- [Set exercise] Count how many lines in this material contain "structured". The answer is that number alone.

::::

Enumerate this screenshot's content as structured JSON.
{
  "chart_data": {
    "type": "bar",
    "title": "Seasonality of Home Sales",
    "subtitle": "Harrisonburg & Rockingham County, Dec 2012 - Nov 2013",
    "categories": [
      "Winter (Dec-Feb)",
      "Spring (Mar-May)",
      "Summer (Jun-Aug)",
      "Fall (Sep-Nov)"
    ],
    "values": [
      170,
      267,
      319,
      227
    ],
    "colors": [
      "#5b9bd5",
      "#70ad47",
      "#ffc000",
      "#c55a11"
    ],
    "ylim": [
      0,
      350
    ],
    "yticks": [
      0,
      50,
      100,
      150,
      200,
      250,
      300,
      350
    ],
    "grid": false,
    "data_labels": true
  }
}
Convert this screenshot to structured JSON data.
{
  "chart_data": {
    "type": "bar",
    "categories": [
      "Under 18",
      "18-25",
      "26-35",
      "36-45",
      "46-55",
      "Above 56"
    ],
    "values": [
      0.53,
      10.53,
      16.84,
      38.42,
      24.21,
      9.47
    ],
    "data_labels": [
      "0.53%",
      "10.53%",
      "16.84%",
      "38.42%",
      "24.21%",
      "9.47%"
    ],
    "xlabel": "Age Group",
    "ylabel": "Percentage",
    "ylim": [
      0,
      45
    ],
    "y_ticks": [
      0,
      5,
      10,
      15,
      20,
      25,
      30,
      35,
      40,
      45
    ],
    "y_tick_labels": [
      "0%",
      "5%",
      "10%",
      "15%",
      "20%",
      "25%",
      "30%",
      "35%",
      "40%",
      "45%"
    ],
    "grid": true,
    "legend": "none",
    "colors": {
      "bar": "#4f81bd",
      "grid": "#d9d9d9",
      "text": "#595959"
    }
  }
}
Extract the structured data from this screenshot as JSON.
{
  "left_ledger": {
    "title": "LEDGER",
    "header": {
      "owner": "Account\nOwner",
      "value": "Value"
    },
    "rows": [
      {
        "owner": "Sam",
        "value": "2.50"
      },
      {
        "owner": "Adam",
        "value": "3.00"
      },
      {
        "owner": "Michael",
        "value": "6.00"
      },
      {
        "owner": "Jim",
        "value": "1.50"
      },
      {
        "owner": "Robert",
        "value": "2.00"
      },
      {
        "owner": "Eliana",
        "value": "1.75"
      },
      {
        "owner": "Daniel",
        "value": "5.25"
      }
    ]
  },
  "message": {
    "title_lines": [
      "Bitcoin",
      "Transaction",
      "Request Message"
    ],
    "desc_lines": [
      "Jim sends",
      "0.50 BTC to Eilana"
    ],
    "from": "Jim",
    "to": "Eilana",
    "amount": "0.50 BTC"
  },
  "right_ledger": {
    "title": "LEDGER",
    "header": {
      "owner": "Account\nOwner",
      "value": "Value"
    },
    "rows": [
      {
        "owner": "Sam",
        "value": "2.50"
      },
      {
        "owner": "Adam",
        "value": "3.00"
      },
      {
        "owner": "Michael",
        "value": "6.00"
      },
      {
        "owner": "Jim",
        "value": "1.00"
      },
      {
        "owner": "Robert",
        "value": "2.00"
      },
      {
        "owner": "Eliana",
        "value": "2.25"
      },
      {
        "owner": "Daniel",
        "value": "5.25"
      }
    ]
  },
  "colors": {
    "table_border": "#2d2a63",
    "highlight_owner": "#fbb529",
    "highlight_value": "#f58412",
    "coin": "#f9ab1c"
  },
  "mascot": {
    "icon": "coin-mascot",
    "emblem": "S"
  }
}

::::

- [Right answer] 3